**TASK DETAILS:** Repeat each record below exactly, dropping the pictures.

#### DATA SUPPLIED

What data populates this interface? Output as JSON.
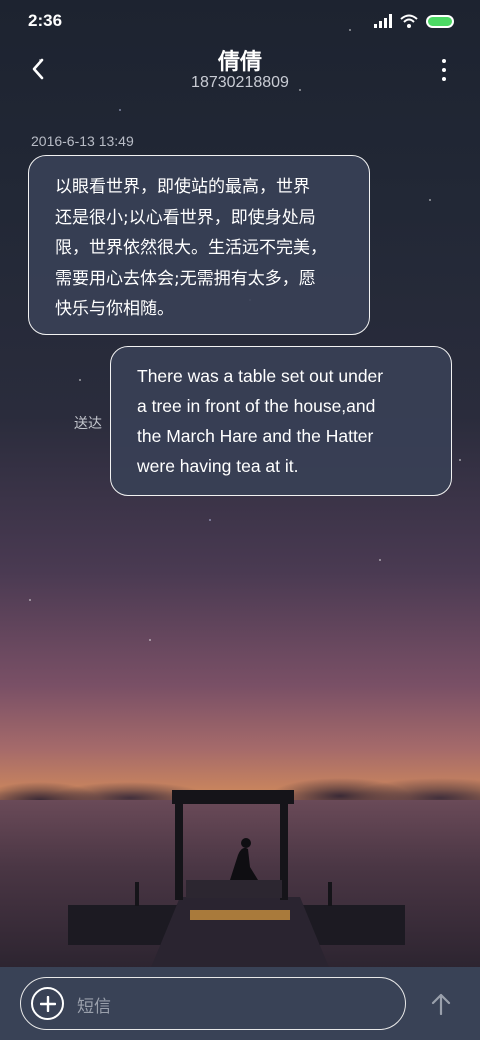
{
  "status_bar": {
    "time": "2:36"
  },
  "header": {
    "title": "倩倩",
    "phone": "18730218809"
  },
  "conversation": {
    "timestamp": "2016-6-13 13:49",
    "incoming": {
      "lines": [
        "以眼看世界，即使站的最高，世界",
        "还是很小;以心看世界，即使身处局",
        "限，世界依然很大。生活远不完美，",
        "需要用心去体会;无需拥有太多，愿",
        "快乐与你相随。"
      ]
    },
    "outgoing": {
      "status": "送达",
      "lines": [
        "There was a table set out under",
        "a tree in front of the house,and",
        "the March Hare and the Hatter",
        "were having tea at it."
      ]
    }
  },
  "composer": {
    "placeholder": "短信"
  },
  "colors": {
    "bubble_bg": "#384056",
    "battery": "#4cd964",
    "composer_bg": "#394256"
  },
  "icons": {
    "back": "chevron-left-icon",
    "more": "more-vertical-icon",
    "add": "plus-circle-icon",
    "send": "arrow-up-icon",
    "signal": "signal-icon",
    "wifi": "wifi-icon",
    "battery": "battery-icon"
  }
}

########

**SOLUTION FOR THIS EXERCISE:**
What data populates this interface? Output as JSON.
{
  "status_bar": {
    "time": "2:36"
  },
  "header": {
    "title": "倩倩",
    "phone": "18730218809"
  },
  "conversation": {
    "timestamp": "2016-6-13 13:49",
    "incoming": {
      "lines": [
        "以眼看世界，即使站的最高，世界",
        "还是很小;以心看世界，即使身处局",
        "限，世界依然很大。生活远不完美，",
        "需要用心去体会;无需拥有太多，愿",
        "快乐与你相随。"
      ]
    },
    "outgoing": {
      "status": "送达",
      "lines": [
        "There was a table set out under",
        "a tree in front of the house,and",
        "the March Hare and the Hatter",
        "were having tea at it."
      ]
    }
  },
  "composer": {
    "placeholder": "短信"
  },
  "colors": {
    "bubble_bg": "#384056",
    "battery": "#4cd964",
    "composer_bg": "#394256"
  },
  "icons": {
    "back": "chevron-left-icon",
    "more": "more-vertical-icon",
    "add": "plus-circle-icon",
    "send": "arrow-up-icon",
    "signal": "signal-icon",
    "wifi": "wifi-icon",
    "battery": "battery-icon"
  }
}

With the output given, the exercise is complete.